Objective
Repeat each line of the material below exactly as it appears, minus any pictures.

Dataset items
========================================================================

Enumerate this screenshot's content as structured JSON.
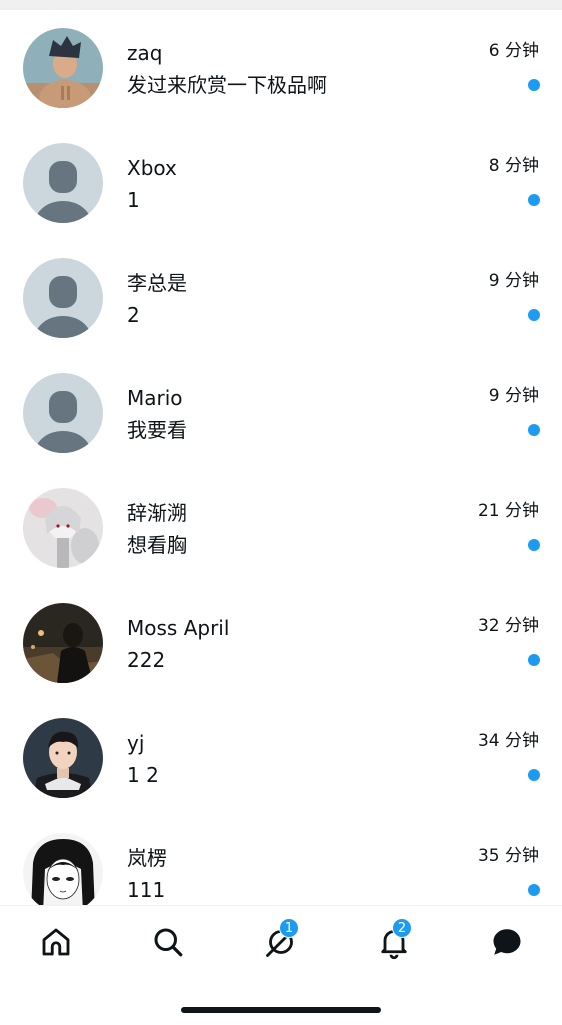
{
  "conversations": [
    {
      "name": "zaq",
      "preview": "发过来欣赏一下极品啊",
      "time": "6 分钟",
      "unread": true,
      "avatar": "photo-man-shirtless-avatar"
    },
    {
      "name": "Xbox",
      "preview": "1",
      "time": "8 分钟",
      "unread": true,
      "avatar": "default-avatar"
    },
    {
      "name": "李总是",
      "preview": "2",
      "time": "9 分钟",
      "unread": true,
      "avatar": "default-avatar"
    },
    {
      "name": "Mario",
      "preview": "我要看",
      "time": "9 分钟",
      "unread": true,
      "avatar": "default-avatar"
    },
    {
      "name": "辞渐溯",
      "preview": "想看胸",
      "time": "21 分钟",
      "unread": true,
      "avatar": "photo-anime-white-hair-avatar"
    },
    {
      "name": "Moss April",
      "preview": "222",
      "time": "32 分钟",
      "unread": true,
      "avatar": "photo-dark-night-avatar"
    },
    {
      "name": "yj",
      "preview": "1 2",
      "time": "34 分钟",
      "unread": true,
      "avatar": "photo-young-man-avatar"
    },
    {
      "name": "岚楞",
      "preview": "111",
      "time": "35 分钟",
      "unread": true,
      "avatar": "photo-manga-girl-avatar"
    }
  ],
  "tabbar": {
    "home": {
      "icon": "home-icon"
    },
    "search": {
      "icon": "search-icon"
    },
    "spaces": {
      "icon": "spaces-icon",
      "badge": "1"
    },
    "notifications": {
      "icon": "bell-icon",
      "badge": "2"
    },
    "messages": {
      "icon": "messages-icon"
    }
  },
  "colors": {
    "accent": "#1d9bf0",
    "text": "#0f1419",
    "default_avatar_bg": "#ccd6dd",
    "default_avatar_fg": "#66757f"
  }
}
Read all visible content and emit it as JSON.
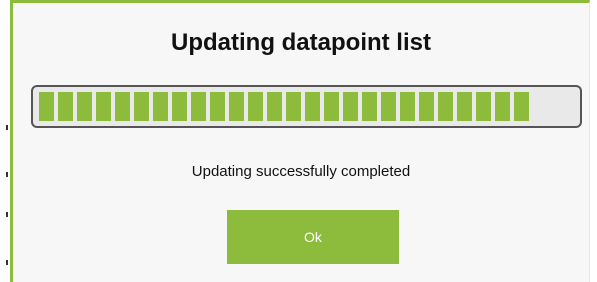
{
  "dialog": {
    "title": "Updating datapoint list",
    "status_text": "Updating successfully completed",
    "ok_label": "Ok",
    "accent_color": "#8dbb3c"
  },
  "progress": {
    "fraction": 1.0,
    "segment_count": 26
  }
}
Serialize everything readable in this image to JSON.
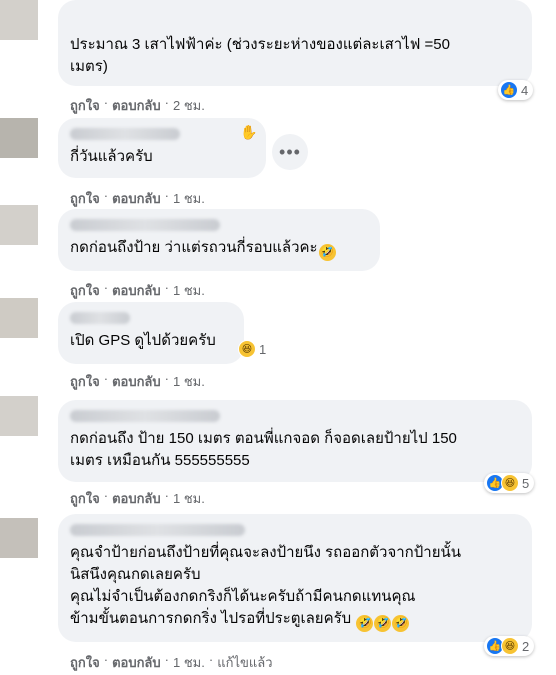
{
  "comments": [
    {
      "text": "ประมาณ 3 เสาไฟฟ้าค่ะ (ช่วงระยะห่างของแต่ละเสาไฟ =50 เมตร)",
      "line1": "ประมาณ 3 เสาไฟฟ้าค่ะ (ช่วงระยะห่างของแต่ละเสาไฟ =50",
      "line2": "เมตร)",
      "like": "ถูกใจ",
      "reply": "ตอบกลับ",
      "time": "2 ชม.",
      "reaction_count": "4",
      "reactions": [
        "like-icon"
      ]
    },
    {
      "text": "กี่วันแล้วครับ",
      "like": "ถูกใจ",
      "reply": "ตอบกลับ",
      "time": "1 ชม.",
      "more": "•••"
    },
    {
      "text": "กดก่อนถึงป้าย ว่าแต่รถวนกี่รอบแล้วคะ",
      "like": "ถูกใจ",
      "reply": "ตอบกลับ",
      "time": "1 ชม."
    },
    {
      "text": "เปิด GPS ดูไปด้วยครับ",
      "like": "ถูกใจ",
      "reply": "ตอบกลับ",
      "time": "1 ชม.",
      "reaction_count": "1",
      "reactions": [
        "haha-icon"
      ]
    },
    {
      "line1": "กดก่อนถึง ป้าย 150 เมตร ตอนพี่แกจอด ก็จอดเลยป้ายไป 150",
      "line2": "เมตร เหมือนกัน 555555555",
      "like": "ถูกใจ",
      "reply": "ตอบกลับ",
      "time": "1 ชม.",
      "reaction_count": "5",
      "reactions": [
        "like-icon",
        "haha-icon"
      ]
    },
    {
      "line1": "คุณจำป้ายก่อนถึงป้ายที่คุณจะลงป้ายนึง รถออกตัวจากป้ายนั้น",
      "line2": "นิสนึงคุณกดเลยครับ",
      "line3": "คุณไม่จำเป็นต้องกดกริงก็ได้นะครับถ้ามีคนกดแทนคุณ",
      "line4": "ข้ามขั้นตอนการกดกริ่ง ไปรอที่ประตูเลยครับ",
      "like": "ถูกใจ",
      "reply": "ตอบกลับ",
      "time": "1 ชม.",
      "edited": "แก้ไขแล้ว",
      "reaction_count": "2",
      "reactions": [
        "like-icon",
        "haha-icon"
      ]
    }
  ],
  "colors": {
    "bubble": "#f0f2f5",
    "meta": "#65676b",
    "like": "#1877f2",
    "haha": "#f7c333"
  }
}
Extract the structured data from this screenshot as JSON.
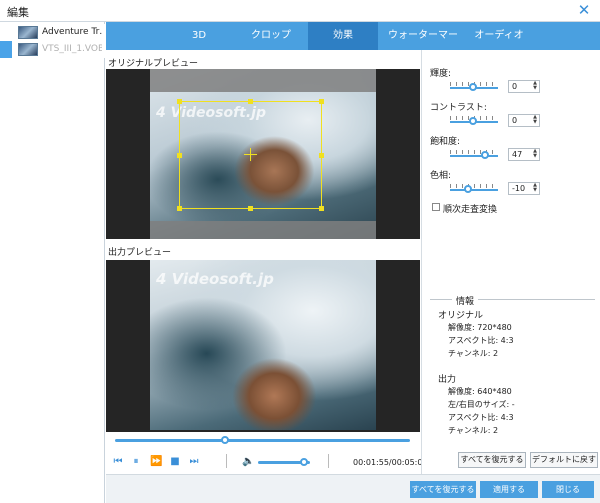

========================================================================

Solution to this problem
Enumerate this screenshot's content as structured JSON.
{
  "conversations": [
    {
      "name": "zaq",
      "preview": "发过来欣赏一下极品啊",
      "time": "6 分钟",
      "unread": true,
      "avatar": "photo-man-shirtless-avatar"
    },
    {
      "name": "Xbox",
      "preview": "1",
      "time": "8 分钟",
      "unread": true,
      "avatar": "default-avatar"
    },
    {
      "name": "李总是",
      "preview": "2",
      "time": "9 分钟",
      "unread": true,
      "avatar": "default-avatar"
    },
    {
      "name": "Mario",
      "preview": "我要看",
      "time": "9 分钟",
      "unread": true,
      "avatar": "default-avatar"
    },
    {
      "name": "辞渐溯",
      "preview": "想看胸",
      "time": "21 分钟",
      "unread": true,
      "avatar": "photo-anime-white-hair-avatar"
    },
    {
      "name": "Moss April",
      "preview": "222",
      "time": "32 分钟",
      "unread": true,
      "avatar": "photo-dark-night-avatar"
    },
    {
      "name": "yj",
      "preview": "1 2",
      "time": "34 分钟",
      "unread": true,
      "avatar": "photo-young-man-avatar"
    },
    {
      "name": "岚楞",
      "preview": "111",
      "time": "35 分钟",
      "unread": true,
      "avatar": "photo-manga-girl-avatar"
    }
  ],
  "tabbar": {
    "home": {
      "icon": "home-icon"
    },
    "search": {
      "icon": "search-icon"
    },
    "spaces": {
      "icon": "spaces-icon",
      "badge": "1"
    },
    "notifications": {
      "icon": "bell-icon",
      "badge": "2"
    },
    "messages": {
      "icon": "messages-icon"
    }
  },
  "colors": {
    "accent": "#1d9bf0",
    "text": "#0f1419",
    "default_avatar_bg": "#ccd6dd",
    "default_avatar_fg": "#66757f"
  }
}
Read all visible content and emit it as JSON.
{
  "dialog": {
    "title": "Updating datapoint list",
    "status_text": "Updating successfully completed",
    "ok_label": "Ok",
    "accent_color": "#8dbb3c"
  },
  "progress": {
    "fraction": 1.0,
    "segment_count": 26
  }
}
Serialize everything readable in this image to JSON.
{
  "comments": [
    {
      "text": "ประมาณ 3 เสาไฟฟ้าค่ะ (ช่วงระยะห่างของแต่ละเสาไฟ =50 เมตร)",
      "line1": "ประมาณ 3 เสาไฟฟ้าค่ะ (ช่วงระยะห่างของแต่ละเสาไฟ =50",
      "line2": "เมตร)",
      "like": "ถูกใจ",
      "reply": "ตอบกลับ",
      "time": "2 ชม.",
      "reaction_count": "4",
      "reactions": [
        "like-icon"
      ]
    },
    {
      "text": "กี่วันแล้วครับ",
      "like": "ถูกใจ",
      "reply": "ตอบกลับ",
      "time": "1 ชม.",
      "more": "•••"
    },
    {
      "text": "กดก่อนถึงป้าย ว่าแต่รถวนกี่รอบแล้วคะ",
      "like": "ถูกใจ",
      "reply": "ตอบกลับ",
      "time": "1 ชม."
    },
    {
      "text": "เปิด GPS ดูไปด้วยครับ",
      "like": "ถูกใจ",
      "reply": "ตอบกลับ",
      "time": "1 ชม.",
      "reaction_count": "1",
      "reactions": [
        "haha-icon"
      ]
    },
    {
      "line1": "กดก่อนถึง ป้าย 150 เมตร ตอนพี่แกจอด ก็จอดเลยป้ายไป 150",
      "line2": "เมตร เหมือนกัน 555555555",
      "like": "ถูกใจ",
      "reply": "ตอบกลับ",
      "time": "1 ชม.",
      "reaction_count": "5",
      "reactions": [
        "like-icon",
        "haha-icon"
      ]
    },
    {
      "line1": "คุณจำป้ายก่อนถึงป้ายที่คุณจะลงป้ายนึง รถออกตัวจากป้ายนั้น",
      "line2": "นิสนึงคุณกดเลยครับ",
      "line3": "คุณไม่จำเป็นต้องกดกริงก็ได้นะครับถ้ามีคนกดแทนคุณ",
      "line4": "ข้ามขั้นตอนการกดกริ่ง ไปรอที่ประตูเลยครับ",
      "like": "ถูกใจ",
      "reply": "ตอบกลับ",
      "time": "1 ชม.",
      "edited": "แก้ไขแล้ว",
      "reaction_count": "2",
      "reactions": [
        "like-icon",
        "haha-icon"
      ]
    }
  ],
  "colors": {
    "bubble": "#f0f2f5",
    "meta": "#65676b",
    "like": "#1877f2",
    "haha": "#f7c333"
  }
}
Extract the structured data from this screenshot as JSON.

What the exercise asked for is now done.